▸ **Extracted information**
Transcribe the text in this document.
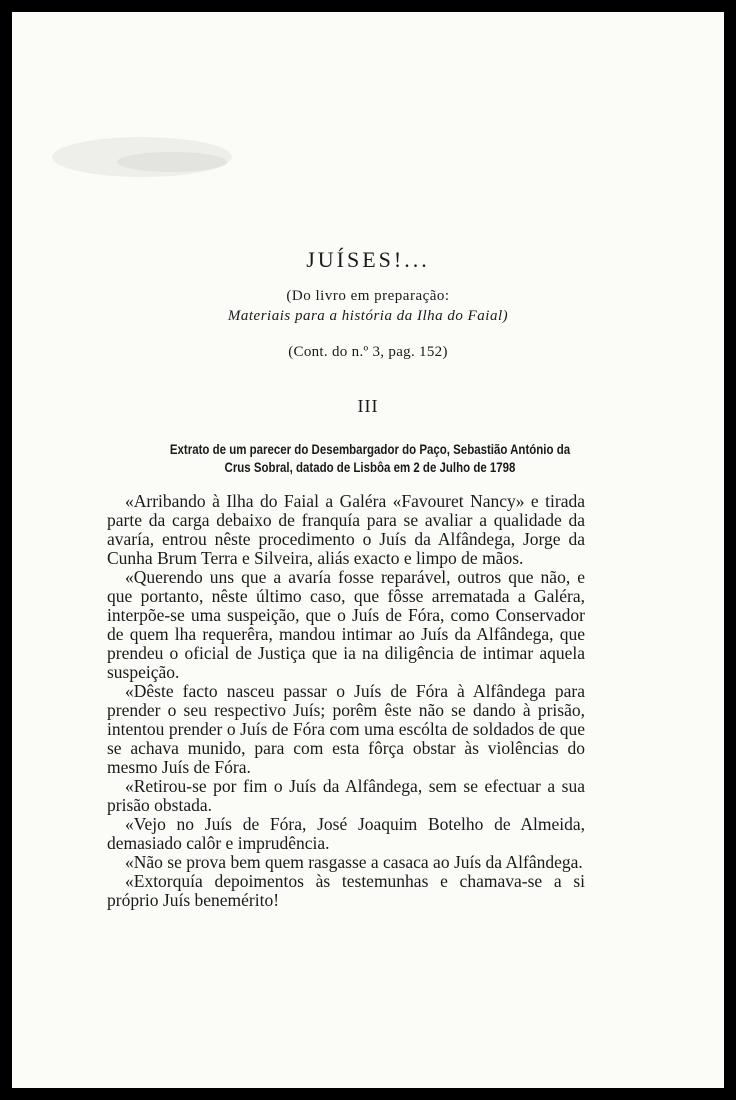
JUÍSES!...
(Do livro em preparação:
Materiais para a história da Ilha do Faial)
(Cont. do n.º 3, pag. 152)
III
Extrato de um parecer do Desembargador do Paço, Sebastião António da Crus Sobral, datado de Lisbôa em 2 de Julho de 1798

«Arribando à Ilha do Faial a Galéra «Favouret Nancy» e tirada parte da carga debaixo de franquía para se avaliar a qualidade da avaría, entrou nêste procedimento o Juís da Alfândega, Jorge da Cunha Brum Terra e Silveira, aliás exacto e limpo de mãos.

«Querendo uns que a avaría fosse reparável, outros que não, e que portanto, nêste último caso, que fôsse arrematada a Galéra, interpõe-se uma suspeição, que o Juís de Fóra, como Conservador de quem lha requerêra, mandou intimar ao Juís da Alfândega, que prendeu o oficial de Justiça que ia na diligência de intimar aquela suspeição.

«Dêste facto nasceu passar o Juís de Fóra à Alfândega para prender o seu respectivo Juís; porêm êste não se dando à prisão, intentou prender o Juís de Fóra com uma escólta de soldados de que se achava munido, para com esta fôrça obstar às violências do mesmo Juís de Fóra.

«Retirou-se por fim o Juís da Alfândega, sem se efectuar a sua prisão obstada.

«Vejo no Juís de Fóra, José Joaquim Botelho de Almeida, demasiado calôr e imprudência.

«Não se prova bem quem rasgasse a casaca ao Juís da Alfândega.

«Extorquía depoimentos às testemunhas e chamava-se a si próprio Juís benemérito!
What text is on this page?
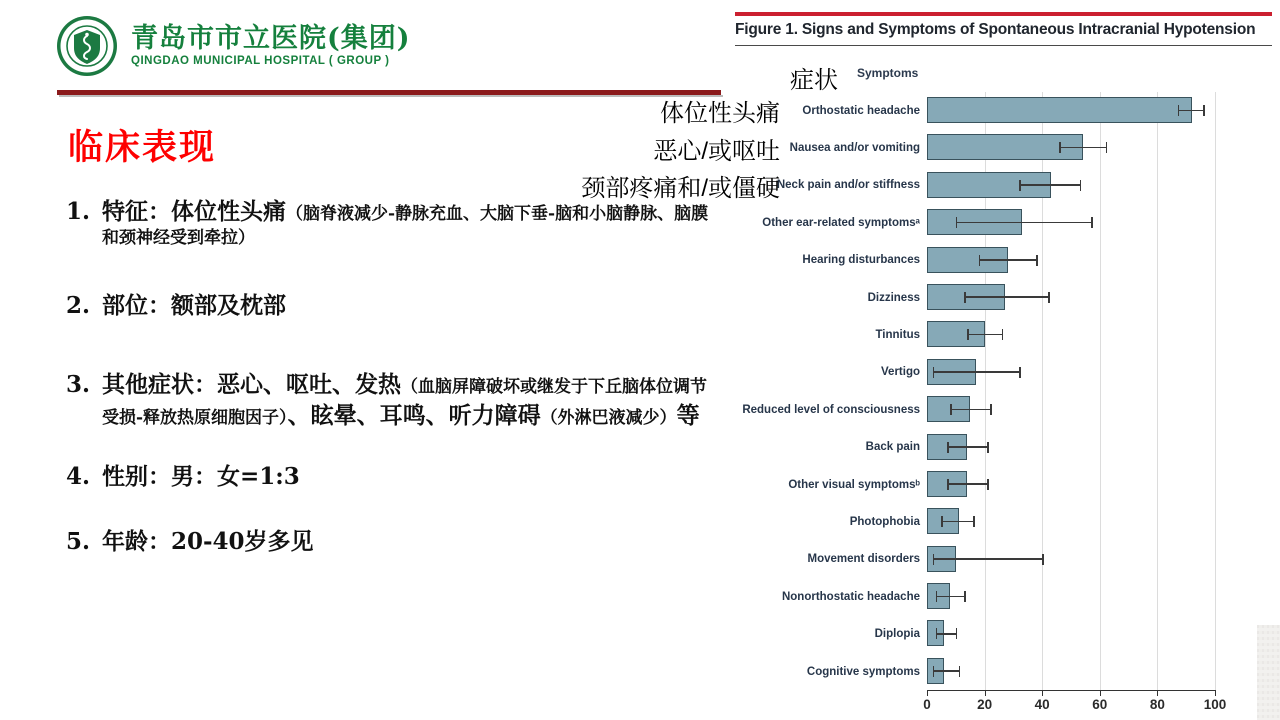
青岛市市立医院(集团)
QINGDAO MUNICIPAL HOSPITAL ( GROUP )
临床表现
1. 特征：体位性头痛（脑脊液减少-静脉充血、大脑下垂-脑和小脑静脉、脑膜和颈神经受到牵拉）
2. 部位：额部及枕部
3. 其他症状：恶心、呕吐、发热（血脑屏障破坏或继发于下丘脑体位调节受损-释放热原细胞因子）、眩晕、耳鸣、听力障碍（外淋巴液减少）等
4. 性别：男：女=1:3
5. 年龄：20-40岁多见
Figure 1. Signs and Symptoms of Spontaneous Intracranial Hypotension
Symptoms
Orthostatic headache
Nausea and/or vomiting
Neck pain and/or stiffness
Other ear-related symptomsᵃ
Hearing disturbances
Dizziness
Tinnitus
Vertigo
Reduced level of consciousness
Back pain
Other visual symptomsᵇ
Photophobia
Movement disorders
Nonorthostatic headache
Diplopia
Cognitive symptoms
0	20	40	60	80	100
症状
体位性头痛
恶心/或呕吐
颈部疼痛和/或僵硬
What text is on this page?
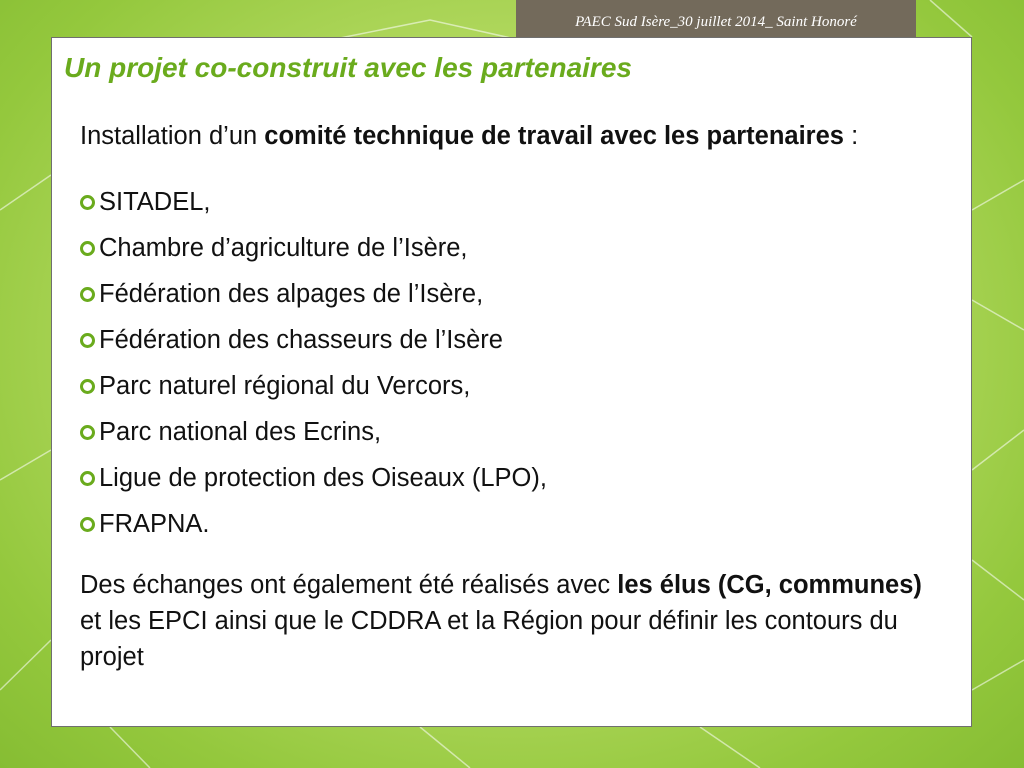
PAEC Sud Isère_30 juillet 2014_ Saint Honoré
Un projet co-construit avec les partenaires

Installation d’un comité technique de travail avec les partenaires :

SITADEL,
Chambre d’agriculture de l’Isère,
Fédération des alpages de l’Isère,
Fédération des chasseurs de l’Isère
Parc naturel régional du Vercors,
Parc national des Ecrins,
Ligue de protection des Oiseaux (LPO),
FRAPNA.

Des échanges ont également été réalisés avec les élus (CG, communes) et les EPCI ainsi que le CDDRA et la Région pour définir les contours du projet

▸ **Instruction**
Search the entries for the word "Galéra", then gather every line that has it.

▸ **Written response**
«Arribando à Ilha do Faial a Galéra «Favouret Nancy» e tirada parte da carga debaixo de franquía para se avaliar a qualidade da avaría, entrou nêste procedimento o Juís da Alfândega, Jorge da Cunha Brum Terra e Silveira, aliás exacto e limpo de mãos.
«Querendo uns que a avaría fosse reparável, outros que não, e que portanto, nêste último caso, que fôsse arrematada a Galéra, interpõe-se uma suspeição, que o Juís de Fóra, como Conservador de quem lha requerêra, mandou intimar ao Juís da Alfândega, que prendeu o oficial de Justiça que ia na diligência de intimar aquela suspeição.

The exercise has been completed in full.